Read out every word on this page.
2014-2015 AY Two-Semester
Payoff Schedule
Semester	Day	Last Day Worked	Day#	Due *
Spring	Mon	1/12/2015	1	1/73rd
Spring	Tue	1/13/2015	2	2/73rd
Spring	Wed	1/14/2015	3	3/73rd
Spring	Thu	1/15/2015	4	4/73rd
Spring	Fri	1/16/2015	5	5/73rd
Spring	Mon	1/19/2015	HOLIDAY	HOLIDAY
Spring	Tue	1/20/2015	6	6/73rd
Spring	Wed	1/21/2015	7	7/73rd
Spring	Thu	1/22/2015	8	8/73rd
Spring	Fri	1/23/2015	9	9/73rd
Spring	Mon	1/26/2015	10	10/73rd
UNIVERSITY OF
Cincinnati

·····

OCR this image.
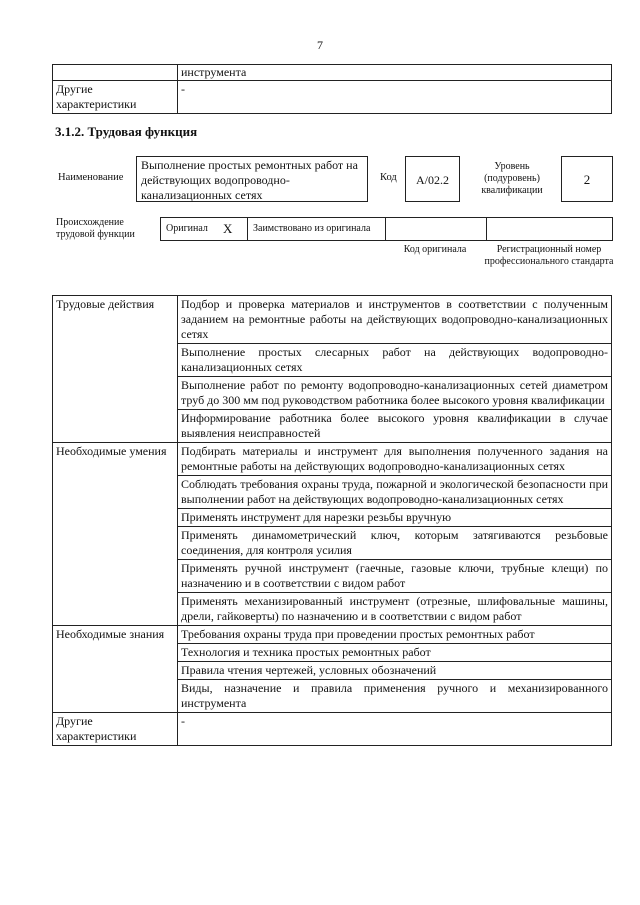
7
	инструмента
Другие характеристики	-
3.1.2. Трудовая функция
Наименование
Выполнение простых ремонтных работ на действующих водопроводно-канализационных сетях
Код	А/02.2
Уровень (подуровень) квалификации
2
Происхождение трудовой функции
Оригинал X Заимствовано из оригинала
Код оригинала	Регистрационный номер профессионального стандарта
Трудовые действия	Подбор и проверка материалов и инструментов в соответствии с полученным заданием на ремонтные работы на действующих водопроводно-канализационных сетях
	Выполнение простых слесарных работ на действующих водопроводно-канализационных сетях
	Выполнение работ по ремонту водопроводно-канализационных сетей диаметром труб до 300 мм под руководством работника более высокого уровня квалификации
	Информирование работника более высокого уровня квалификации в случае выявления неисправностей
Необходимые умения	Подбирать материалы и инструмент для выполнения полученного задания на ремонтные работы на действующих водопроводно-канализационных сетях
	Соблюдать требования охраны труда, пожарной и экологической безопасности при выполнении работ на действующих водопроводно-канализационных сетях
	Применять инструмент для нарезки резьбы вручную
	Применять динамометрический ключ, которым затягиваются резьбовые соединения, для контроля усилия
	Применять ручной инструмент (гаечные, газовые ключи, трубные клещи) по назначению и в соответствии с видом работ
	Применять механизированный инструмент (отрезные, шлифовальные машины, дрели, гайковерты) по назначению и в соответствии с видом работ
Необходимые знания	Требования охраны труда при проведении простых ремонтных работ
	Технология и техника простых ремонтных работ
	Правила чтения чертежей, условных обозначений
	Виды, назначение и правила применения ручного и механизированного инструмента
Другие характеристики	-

·····

YOUR GOAL: Of the lines in the listing, how many hold the word "this"? Nothing but the number is needed.

RIGHT ANSWER: 2